Return every line below in which "icon" appears.

[Collected data entries]

____________________

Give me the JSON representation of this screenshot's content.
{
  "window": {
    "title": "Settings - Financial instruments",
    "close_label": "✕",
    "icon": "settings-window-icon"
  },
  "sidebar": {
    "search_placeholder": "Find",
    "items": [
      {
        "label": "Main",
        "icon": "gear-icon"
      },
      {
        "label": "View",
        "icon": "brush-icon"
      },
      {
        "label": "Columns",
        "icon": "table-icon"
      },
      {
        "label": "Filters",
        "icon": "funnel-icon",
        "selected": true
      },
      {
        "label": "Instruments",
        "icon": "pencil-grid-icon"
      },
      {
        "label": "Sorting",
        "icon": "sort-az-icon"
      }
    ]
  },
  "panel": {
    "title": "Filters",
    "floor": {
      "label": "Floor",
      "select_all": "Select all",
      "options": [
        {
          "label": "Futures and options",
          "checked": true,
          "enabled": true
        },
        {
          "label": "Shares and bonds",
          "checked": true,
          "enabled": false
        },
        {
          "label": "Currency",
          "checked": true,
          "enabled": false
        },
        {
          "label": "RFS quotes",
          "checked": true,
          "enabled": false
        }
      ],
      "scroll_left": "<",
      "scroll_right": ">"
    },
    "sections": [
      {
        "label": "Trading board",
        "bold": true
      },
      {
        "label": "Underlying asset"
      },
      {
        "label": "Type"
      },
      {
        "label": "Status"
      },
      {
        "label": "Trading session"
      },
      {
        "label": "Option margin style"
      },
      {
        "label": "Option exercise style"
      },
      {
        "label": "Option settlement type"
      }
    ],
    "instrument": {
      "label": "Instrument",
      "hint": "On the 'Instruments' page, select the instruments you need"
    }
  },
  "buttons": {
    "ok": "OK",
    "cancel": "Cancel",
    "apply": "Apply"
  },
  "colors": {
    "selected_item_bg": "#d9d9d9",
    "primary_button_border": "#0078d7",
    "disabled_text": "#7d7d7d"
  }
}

____________________

§ **THE COMPLETED TASK**
    "icon": "settings-window-icon"
        "icon": "gear-icon"
        "icon": "brush-icon"
        "icon": "table-icon"
        "icon": "funnel-icon",
        "icon": "pencil-grid-icon"
        "icon": "sort-az-icon"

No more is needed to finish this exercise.